EXTRACTED MATERIAL:
# # # #

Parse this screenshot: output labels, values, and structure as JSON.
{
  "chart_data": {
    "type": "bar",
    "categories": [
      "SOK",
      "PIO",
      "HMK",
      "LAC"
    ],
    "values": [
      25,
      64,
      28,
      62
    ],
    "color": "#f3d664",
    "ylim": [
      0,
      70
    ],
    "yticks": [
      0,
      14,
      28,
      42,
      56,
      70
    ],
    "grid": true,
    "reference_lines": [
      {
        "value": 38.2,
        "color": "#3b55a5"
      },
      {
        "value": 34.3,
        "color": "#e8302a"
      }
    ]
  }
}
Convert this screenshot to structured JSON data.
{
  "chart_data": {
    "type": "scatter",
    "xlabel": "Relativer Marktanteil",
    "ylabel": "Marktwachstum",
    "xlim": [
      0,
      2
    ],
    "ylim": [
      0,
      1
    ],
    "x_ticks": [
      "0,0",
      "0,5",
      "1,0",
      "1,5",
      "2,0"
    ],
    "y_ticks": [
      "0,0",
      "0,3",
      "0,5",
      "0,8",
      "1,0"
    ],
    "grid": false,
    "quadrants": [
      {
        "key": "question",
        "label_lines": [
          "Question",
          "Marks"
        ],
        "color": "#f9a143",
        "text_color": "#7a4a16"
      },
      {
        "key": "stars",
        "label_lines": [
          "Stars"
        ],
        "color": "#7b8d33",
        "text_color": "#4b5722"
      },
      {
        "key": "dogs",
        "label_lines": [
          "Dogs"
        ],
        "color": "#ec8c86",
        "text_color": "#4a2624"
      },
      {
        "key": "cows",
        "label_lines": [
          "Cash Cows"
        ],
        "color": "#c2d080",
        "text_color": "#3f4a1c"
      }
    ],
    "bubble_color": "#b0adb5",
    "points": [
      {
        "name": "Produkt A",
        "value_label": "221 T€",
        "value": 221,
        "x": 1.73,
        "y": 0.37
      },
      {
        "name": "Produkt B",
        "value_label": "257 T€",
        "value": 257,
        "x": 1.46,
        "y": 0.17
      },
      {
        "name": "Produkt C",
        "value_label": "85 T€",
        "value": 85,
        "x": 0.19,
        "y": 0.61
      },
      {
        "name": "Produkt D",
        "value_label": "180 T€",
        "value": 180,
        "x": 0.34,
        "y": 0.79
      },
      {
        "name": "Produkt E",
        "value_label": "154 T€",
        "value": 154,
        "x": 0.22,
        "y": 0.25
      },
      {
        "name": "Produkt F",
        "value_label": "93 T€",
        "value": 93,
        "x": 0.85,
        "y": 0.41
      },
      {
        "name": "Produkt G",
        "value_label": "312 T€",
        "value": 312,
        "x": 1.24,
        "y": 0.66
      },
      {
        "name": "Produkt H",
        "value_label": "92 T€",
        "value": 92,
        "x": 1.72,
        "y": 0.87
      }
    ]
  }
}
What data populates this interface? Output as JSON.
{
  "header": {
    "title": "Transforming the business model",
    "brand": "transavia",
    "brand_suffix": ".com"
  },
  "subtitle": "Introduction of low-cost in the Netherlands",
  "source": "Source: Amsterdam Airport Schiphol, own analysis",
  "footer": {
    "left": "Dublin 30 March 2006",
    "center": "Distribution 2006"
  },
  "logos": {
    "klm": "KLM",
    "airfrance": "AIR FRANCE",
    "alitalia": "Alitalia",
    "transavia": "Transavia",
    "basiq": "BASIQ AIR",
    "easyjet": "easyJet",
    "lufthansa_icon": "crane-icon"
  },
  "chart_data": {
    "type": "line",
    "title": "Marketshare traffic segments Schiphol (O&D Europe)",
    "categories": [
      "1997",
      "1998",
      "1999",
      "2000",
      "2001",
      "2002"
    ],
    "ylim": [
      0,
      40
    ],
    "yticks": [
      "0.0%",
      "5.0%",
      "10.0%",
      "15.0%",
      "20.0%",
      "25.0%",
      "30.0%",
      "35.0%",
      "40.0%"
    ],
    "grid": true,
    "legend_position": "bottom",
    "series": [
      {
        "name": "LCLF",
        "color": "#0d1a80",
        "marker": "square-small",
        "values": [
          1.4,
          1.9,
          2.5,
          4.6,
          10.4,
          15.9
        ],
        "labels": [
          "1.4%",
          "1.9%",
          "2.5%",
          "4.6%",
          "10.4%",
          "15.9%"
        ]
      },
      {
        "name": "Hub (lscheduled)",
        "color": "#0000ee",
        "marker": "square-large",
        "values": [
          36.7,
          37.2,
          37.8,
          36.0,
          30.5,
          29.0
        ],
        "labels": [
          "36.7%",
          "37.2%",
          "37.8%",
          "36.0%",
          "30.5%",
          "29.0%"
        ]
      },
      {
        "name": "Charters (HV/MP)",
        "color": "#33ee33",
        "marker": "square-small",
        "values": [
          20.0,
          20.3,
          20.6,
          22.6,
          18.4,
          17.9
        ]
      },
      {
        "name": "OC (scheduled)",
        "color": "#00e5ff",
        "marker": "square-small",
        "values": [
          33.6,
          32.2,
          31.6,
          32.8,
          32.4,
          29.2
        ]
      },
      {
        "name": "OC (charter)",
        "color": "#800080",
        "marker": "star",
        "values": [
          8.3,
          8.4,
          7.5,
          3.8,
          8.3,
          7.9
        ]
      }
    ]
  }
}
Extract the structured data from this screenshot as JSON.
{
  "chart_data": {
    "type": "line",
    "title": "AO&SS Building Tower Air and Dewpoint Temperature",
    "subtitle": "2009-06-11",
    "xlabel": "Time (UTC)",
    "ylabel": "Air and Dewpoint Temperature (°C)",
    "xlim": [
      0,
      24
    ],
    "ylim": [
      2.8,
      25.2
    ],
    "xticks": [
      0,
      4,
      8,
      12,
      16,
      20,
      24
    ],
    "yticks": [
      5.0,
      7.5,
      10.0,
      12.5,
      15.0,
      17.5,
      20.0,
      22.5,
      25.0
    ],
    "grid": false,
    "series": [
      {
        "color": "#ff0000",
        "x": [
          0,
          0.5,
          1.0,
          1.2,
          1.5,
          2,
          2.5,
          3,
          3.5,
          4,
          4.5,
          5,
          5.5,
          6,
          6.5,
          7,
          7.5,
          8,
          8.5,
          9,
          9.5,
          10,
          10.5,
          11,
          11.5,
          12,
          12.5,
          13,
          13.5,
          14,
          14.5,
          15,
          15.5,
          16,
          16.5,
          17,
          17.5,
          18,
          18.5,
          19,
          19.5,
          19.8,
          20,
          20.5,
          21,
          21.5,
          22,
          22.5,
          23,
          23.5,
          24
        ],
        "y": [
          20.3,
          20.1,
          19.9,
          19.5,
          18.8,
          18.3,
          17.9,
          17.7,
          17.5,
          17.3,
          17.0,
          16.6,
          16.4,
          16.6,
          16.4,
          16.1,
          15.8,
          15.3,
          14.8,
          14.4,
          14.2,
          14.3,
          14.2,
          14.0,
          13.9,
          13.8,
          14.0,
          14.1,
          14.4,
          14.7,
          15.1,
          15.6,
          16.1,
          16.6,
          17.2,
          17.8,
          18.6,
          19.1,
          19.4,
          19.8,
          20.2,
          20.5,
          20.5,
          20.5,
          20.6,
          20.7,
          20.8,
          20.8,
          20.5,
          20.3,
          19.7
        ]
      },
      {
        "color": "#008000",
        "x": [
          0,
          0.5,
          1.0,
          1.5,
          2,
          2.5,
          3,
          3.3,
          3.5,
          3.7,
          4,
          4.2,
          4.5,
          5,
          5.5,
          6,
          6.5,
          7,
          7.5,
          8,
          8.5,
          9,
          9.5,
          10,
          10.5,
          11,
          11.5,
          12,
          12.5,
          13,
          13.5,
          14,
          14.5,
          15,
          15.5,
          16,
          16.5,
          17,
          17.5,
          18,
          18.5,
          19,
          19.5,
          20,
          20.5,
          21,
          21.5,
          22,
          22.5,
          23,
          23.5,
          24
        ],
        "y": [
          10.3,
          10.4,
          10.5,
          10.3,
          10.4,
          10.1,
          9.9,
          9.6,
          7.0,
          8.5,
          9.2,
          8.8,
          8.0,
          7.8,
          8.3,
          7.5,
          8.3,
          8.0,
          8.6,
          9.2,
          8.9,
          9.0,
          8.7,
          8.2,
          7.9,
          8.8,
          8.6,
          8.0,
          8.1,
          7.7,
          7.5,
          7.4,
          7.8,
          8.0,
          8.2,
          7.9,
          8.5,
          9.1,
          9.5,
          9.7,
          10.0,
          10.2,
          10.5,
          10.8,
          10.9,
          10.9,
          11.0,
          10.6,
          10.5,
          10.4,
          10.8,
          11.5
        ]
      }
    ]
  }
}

# # # #

WHAT IS REQUIRED:
From the entries above, copy each line holding "structured".

THE REPLY:
Convert this screenshot to structured JSON data.
Extract the structured data from this screenshot as JSON.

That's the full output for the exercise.